Y no sólo ellos. Muchos otros, hastiados ya de la incompetencia y de la mentira cotidiana, no van a dudar en plantearse otros métodos al margen del juego democrático para defender sus intereses. Una clase media cuyo poder adquisitivo baje y que, para más inri, tenga que soportar limitaciones en sus libertades, va a generar necesariamente una conflictividad social que las autoridades, quiéranlo o no, tendrán que atajar. Porque, obvio para quien no sea un ciego de conveniencia, desde el mismo día del inicio de la excepcionalidad, el Gobierno no ha dudado en mostrar un perfil autoritario que sólo puede ser negado por sus defensores acérrimos. Defensores que siempre han presumido de ser los adalides en la defensa de los derechos, pero que en esta ocasión no han podido evitar que toda su propaganda cayera por su propio peso al mostrar un autoritarismo sin parangón y un apoyo acrítico de la censura bajo el paraguas de la seguridad colectiva.

ENTRADAS DEL CONJUNTO
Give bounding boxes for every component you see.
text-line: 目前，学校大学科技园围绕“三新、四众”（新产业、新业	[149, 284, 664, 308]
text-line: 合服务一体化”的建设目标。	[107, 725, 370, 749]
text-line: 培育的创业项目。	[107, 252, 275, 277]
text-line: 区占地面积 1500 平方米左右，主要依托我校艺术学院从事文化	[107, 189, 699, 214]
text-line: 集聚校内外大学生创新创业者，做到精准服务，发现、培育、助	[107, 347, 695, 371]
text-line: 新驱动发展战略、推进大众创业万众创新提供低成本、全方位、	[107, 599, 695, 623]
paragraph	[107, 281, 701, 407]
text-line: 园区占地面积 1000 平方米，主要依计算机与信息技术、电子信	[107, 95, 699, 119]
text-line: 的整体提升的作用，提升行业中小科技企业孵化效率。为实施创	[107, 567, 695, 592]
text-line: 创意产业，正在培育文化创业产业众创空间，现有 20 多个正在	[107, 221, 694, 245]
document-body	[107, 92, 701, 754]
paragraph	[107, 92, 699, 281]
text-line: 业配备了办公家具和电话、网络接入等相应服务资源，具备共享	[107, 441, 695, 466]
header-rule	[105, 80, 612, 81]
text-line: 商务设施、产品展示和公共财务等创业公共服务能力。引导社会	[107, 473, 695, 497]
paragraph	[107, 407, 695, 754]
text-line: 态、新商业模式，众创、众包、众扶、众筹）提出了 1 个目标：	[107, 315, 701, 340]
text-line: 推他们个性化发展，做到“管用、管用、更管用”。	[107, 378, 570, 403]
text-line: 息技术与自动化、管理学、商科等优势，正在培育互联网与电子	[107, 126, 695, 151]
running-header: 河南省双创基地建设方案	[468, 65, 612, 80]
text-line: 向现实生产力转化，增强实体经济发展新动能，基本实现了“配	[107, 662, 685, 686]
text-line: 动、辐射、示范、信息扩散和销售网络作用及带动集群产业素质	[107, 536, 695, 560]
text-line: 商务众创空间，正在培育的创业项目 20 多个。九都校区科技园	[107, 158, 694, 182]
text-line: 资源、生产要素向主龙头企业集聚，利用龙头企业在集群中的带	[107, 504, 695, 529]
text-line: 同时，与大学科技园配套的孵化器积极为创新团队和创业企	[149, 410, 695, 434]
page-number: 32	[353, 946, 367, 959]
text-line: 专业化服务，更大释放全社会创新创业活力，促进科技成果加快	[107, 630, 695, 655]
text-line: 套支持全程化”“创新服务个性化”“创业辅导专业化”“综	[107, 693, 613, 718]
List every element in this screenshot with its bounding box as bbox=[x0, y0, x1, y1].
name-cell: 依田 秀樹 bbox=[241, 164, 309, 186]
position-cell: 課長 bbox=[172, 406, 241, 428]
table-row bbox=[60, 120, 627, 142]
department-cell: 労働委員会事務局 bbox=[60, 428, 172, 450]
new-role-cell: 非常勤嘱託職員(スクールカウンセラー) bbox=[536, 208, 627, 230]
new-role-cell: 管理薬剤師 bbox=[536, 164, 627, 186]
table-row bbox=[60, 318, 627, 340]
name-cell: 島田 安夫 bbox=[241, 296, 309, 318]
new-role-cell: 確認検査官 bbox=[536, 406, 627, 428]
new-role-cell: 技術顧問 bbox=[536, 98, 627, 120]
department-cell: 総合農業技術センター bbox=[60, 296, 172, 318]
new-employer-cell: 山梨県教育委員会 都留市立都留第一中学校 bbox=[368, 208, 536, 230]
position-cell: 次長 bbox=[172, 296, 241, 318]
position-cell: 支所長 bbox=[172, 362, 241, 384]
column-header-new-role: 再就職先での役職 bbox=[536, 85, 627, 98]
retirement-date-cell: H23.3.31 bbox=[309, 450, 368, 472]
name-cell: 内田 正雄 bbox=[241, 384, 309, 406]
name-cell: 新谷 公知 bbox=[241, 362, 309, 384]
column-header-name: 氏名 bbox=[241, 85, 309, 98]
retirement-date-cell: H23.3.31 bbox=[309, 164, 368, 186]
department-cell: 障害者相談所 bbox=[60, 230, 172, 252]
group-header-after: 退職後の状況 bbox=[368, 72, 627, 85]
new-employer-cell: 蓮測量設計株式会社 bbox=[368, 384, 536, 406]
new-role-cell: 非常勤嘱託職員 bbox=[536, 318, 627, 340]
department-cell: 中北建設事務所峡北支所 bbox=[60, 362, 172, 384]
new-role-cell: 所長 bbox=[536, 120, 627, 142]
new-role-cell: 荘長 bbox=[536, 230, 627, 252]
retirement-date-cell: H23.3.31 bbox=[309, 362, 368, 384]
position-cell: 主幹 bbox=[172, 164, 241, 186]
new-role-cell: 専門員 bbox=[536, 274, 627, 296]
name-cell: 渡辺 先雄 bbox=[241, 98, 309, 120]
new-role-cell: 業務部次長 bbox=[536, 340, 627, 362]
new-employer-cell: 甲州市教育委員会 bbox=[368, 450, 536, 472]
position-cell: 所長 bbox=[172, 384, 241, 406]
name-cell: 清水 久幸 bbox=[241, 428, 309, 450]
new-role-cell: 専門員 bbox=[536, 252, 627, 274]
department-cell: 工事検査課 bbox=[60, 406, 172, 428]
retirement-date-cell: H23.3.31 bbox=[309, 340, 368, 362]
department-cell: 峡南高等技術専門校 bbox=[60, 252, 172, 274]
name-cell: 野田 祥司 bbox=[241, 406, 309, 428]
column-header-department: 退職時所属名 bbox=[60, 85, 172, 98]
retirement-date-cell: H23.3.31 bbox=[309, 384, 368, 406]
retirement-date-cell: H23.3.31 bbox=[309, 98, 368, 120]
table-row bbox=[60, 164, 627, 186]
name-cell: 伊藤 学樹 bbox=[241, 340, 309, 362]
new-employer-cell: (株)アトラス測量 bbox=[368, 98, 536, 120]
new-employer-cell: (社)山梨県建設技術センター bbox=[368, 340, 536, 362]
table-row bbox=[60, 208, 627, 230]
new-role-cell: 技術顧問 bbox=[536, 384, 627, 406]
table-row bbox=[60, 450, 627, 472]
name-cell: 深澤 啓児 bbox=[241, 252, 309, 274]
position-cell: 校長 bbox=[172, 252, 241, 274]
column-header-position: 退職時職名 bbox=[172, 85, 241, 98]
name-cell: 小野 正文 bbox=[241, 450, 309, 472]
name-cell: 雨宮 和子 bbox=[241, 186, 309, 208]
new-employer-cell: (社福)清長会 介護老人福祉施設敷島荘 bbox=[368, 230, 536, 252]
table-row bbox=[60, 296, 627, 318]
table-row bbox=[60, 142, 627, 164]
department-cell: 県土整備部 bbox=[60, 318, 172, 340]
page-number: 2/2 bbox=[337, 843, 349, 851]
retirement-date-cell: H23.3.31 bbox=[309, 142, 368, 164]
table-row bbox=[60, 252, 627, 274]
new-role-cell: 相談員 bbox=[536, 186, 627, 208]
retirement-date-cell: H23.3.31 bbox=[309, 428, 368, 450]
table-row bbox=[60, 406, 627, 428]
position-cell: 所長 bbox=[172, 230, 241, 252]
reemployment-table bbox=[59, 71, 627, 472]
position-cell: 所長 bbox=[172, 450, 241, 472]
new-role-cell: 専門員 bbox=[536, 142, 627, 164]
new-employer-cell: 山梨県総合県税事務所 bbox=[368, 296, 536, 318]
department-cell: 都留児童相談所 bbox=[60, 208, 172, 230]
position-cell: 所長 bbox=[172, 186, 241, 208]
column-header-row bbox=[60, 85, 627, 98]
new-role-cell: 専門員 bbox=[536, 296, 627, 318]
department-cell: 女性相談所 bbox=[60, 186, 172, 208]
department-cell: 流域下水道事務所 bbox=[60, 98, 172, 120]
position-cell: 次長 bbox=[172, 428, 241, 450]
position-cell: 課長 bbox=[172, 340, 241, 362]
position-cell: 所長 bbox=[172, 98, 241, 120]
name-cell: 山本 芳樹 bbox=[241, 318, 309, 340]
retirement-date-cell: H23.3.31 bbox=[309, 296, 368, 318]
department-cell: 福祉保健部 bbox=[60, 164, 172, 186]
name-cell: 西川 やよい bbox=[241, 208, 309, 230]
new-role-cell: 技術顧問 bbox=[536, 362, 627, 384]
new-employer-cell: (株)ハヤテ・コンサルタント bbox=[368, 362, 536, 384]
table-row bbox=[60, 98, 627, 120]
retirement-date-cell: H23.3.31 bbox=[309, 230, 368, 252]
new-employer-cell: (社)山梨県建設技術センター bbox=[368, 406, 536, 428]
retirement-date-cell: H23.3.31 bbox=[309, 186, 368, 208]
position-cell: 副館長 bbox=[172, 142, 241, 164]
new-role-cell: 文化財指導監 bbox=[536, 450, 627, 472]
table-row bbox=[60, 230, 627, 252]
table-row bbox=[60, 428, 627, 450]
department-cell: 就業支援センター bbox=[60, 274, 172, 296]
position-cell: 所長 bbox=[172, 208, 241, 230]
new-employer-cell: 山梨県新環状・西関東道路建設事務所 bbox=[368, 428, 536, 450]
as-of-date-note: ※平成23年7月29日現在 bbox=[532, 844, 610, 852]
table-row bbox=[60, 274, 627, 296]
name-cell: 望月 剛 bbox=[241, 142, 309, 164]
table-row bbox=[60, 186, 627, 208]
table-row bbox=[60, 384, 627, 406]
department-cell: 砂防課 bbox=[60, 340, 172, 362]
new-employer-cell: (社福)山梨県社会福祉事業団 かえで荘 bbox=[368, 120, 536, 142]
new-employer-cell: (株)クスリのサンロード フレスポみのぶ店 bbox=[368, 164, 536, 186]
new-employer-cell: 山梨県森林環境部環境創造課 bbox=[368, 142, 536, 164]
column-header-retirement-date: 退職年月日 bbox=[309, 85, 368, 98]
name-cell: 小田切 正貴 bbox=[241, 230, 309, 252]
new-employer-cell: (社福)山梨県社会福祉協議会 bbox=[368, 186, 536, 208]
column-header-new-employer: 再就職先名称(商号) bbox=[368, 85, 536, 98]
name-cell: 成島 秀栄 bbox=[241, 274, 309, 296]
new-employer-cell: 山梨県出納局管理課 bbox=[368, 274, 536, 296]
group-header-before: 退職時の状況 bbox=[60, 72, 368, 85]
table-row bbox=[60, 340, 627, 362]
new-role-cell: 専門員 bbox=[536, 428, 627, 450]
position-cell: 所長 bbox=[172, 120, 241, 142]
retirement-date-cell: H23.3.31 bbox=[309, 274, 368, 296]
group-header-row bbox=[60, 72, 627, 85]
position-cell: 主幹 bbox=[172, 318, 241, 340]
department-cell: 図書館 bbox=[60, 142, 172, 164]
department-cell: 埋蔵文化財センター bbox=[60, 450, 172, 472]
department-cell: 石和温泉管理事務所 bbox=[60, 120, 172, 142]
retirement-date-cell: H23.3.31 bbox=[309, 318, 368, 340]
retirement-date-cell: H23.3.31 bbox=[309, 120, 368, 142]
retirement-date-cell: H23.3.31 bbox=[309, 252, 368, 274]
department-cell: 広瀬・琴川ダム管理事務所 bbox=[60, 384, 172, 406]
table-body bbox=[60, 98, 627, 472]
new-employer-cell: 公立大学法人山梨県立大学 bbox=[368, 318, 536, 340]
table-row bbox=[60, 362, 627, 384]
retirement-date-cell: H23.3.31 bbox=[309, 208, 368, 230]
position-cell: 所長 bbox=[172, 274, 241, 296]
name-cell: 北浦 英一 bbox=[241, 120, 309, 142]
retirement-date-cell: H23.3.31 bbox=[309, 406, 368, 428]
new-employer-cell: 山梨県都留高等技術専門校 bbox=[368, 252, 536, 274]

TAREAS DEL EJERCICIO
[1] Según el fragmento sobre el autoritarismo del Gobierno, ¿qué generará necesariamente una clase media cuyo poder adquisitivo baje y que tenga que soportar limitaciones en sus libertades?
[2] Prosiga el fragmento sobre el autoritarismo del Gobierno a partir de su última oración.

RESULTADOS POR TAREA
[1] Una conflictividad social que las autoridades, quiéranlo o no, tendrán que atajar.

[2]
Desde las órdenes a-legales a la Guardia Civil para reprimir los discursos contrarios del Gobierno en redes sociales, pasando por el control de los sistemas de mensajería instantánea, hasta la nueva ley de telecomunicaciones que se cocina, la cual permitirá al Ejecutivo acceder a los terminales móviles para distribuir alertas sanitarias. Hay que recordar que hace una semana salió adelante la tramitación de una Proposición de Ley con los votos de Unidos Podemos y PSOE destinada a eliminar los ‘discursos de odio’, justo después de votar en contra de otra Proposición de Ley impulsada por Vox que pretendía lo propio con los homenajes a los Etarras. Una feneció y la otra triunfó. Ello justo después de una Moción de Censura que, aunque fracasada, ha demostrado al Gobierno que sería un error por su parte relajarse y creerse que las tiene todas consigo.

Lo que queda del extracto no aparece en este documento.